Extracted data entries
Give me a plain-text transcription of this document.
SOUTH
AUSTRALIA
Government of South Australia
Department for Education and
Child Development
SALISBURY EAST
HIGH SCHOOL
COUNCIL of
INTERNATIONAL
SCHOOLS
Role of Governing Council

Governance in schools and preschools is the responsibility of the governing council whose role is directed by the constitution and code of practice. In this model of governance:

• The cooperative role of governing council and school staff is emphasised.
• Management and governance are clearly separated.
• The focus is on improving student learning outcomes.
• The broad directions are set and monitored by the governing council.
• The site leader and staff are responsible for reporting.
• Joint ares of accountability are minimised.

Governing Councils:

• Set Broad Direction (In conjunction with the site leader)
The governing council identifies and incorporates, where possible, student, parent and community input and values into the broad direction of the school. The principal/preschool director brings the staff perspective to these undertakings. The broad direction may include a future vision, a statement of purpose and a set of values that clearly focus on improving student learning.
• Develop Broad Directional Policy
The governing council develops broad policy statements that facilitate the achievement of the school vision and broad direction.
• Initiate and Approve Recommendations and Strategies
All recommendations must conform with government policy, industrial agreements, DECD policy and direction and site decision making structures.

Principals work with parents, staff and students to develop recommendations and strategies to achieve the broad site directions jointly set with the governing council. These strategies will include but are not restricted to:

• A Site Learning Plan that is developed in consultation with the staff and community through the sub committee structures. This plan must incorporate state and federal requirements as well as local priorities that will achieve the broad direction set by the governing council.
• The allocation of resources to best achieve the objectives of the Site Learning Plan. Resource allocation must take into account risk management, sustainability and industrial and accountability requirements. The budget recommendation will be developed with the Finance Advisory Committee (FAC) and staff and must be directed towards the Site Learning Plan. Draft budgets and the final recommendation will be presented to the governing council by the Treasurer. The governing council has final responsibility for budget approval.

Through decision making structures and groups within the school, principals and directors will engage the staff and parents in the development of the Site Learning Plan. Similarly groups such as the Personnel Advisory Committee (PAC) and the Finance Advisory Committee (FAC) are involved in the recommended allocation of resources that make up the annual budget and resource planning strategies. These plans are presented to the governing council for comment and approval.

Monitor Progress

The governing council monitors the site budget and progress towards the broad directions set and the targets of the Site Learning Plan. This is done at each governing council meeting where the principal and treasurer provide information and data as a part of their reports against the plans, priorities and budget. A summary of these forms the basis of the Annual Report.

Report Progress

* [What to do]:
Filter for "clearly". Return all lines that hold it.

* [Output for this exercise]:
• Management and governance are clearly separated.
The governing council identifies and incorporates, where possible, student, parent and community input and values into the broad direction of the school. The principal/preschool director brings the staff perspective to these undertakings. The broad direction may include a future vision, a statement of purpose and a set of values that clearly focus on improving student learning.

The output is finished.